Source text ->
You should add documentation for these new PARAMs to doc/invoke.texi.

I don't really like these new PARAMs: All other loop PARAMs are based
on the number of insns in a loop, or the maximum number of times a
transformation is applied. Your new
PARAM_MIN_ITER_UNROLL_WITH_BRANCHES is completely different, because
it is a number of iterations. This makes the PARAM value feel even
more arbitrary than all the other PARAMs to some extend already do...

(The only other PARAM like that is PARAM_ALIGN_LOOP_ITERATIONS, and
its default value also looks quite arbitrary...)


> Index: loop-unroll.c
> ===================================================================
> --- loop-unroll.c       (revision 186783)
> +++ loop-unroll.c       (working copy)
> @@ -152,6 +152,180 @@ static void combine_var_copies_in_loop_exit (struc
>                                             basic_block);
>  static rtx get_expansion (struct var_to_expand *);
>
> +/* Determine whether LOOP contains call.  */
> +static bool
> +loop_has_call(struct loop *loop)
> +{
> +  basic_block *body, bb;
> +  unsigned i;
> +  rtx insn;
> +
> +  body = get_loop_body (loop);
> +  for (i = 0; i < loop->num_nodes; i++)
> +    {
> +      bb = body[i];
> +
> +      FOR_BB_INSNS (bb, insn)
> +        {
> +          if (CALL_P (insn))
> +            {
> +              free (body);
> +              return true;
> +            }
> +        }
> +    }
> +  free (body);
> +  return false;
> +}
> +
> +/* Determine whether LOOP contains floating-point computation.  */
> +static bool
> +loop_has_FP_comp(struct loop *loop)
> +{
> +  rtx set, dest;
> +  basic_block *body, bb;
> +  unsigned i;
> +  rtx insn;
> +
> +  body = get_loop_body (loop);
> +  for (i = 0; i < loop->num_nodes; i++)
> +    {
> +      bb = body[i];
> +
> +      FOR_BB_INSNS (bb, insn)
> +        {
> +          set = single_set (insn);
> +          if (!set)
> +            continue;
> +
> +          dest = SET_DEST (set);
> +          if (FLOAT_MODE_P (GET_MODE (dest)))
> +            {
> +              free (body);
> +              return true;

So you only detect single-set FP operations where some insns stores in
a float mode. It wouldn't be very difficult to just walk over all sets
and look for float modes. This is also necessary e.g. for x87 sincos,
as well as various insns on other machines. Your comments say you
don't want to apply the new heuristic to loops containing FP
operations because these loops usually benefit more from unrolling.
Therefore, you should IMHO look at non-single_set() insns also here,
to avoid applying the heuristics to loops containing non-single_set()
FP insns.


> +            }
> +        }
> +    }
> +  free (body);
> +  return false;
> +}

Nit: You are calling loop_has_call and loop_has_FP_comp() twice on
each loop (first for constant iterations and next for runtime
iterations), maybe you can fuse the functions and cache the results
(e.g. with two bitmaps, or put it in the loop description and retrieve
it with get_simple_loop_desc). Actually num_loop_branches()
could/should also be cached. I realize that the loop body walks are
probably not very expensive (and compile time probably isn't a concern
if you're using profile driven optimizations) but they do all add
up...

Recorded data ->

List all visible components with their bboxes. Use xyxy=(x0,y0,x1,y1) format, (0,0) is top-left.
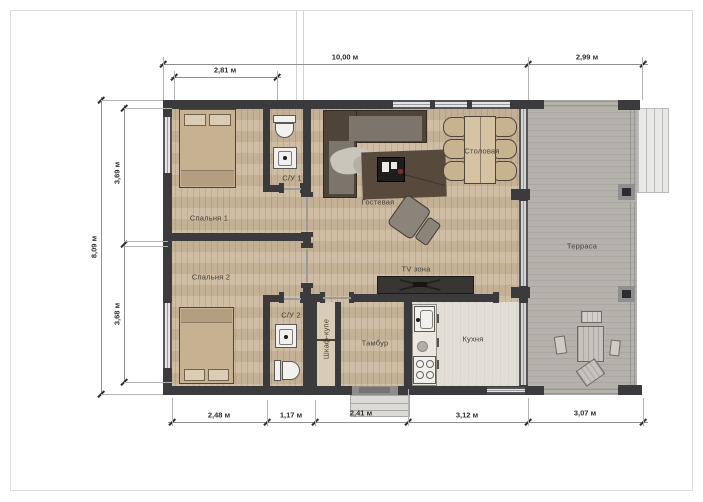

Given exercise -> Revise the passage of the patch review between "(The only other" and "loop-unroll.c       (working copy)", inclusive, so that "initial value" takes the place of "default value". The data has no connection to the review text.

Exercise solution ->
(The only other PARAM like that is PARAM_ALIGN_LOOP_ITERATIONS, and
its initial value also looks quite arbitrary...)


> Index: loop-unroll.c
> ===================================================================
> --- loop-unroll.c       (revision 186783)
> +++ loop-unroll.c       (working copy)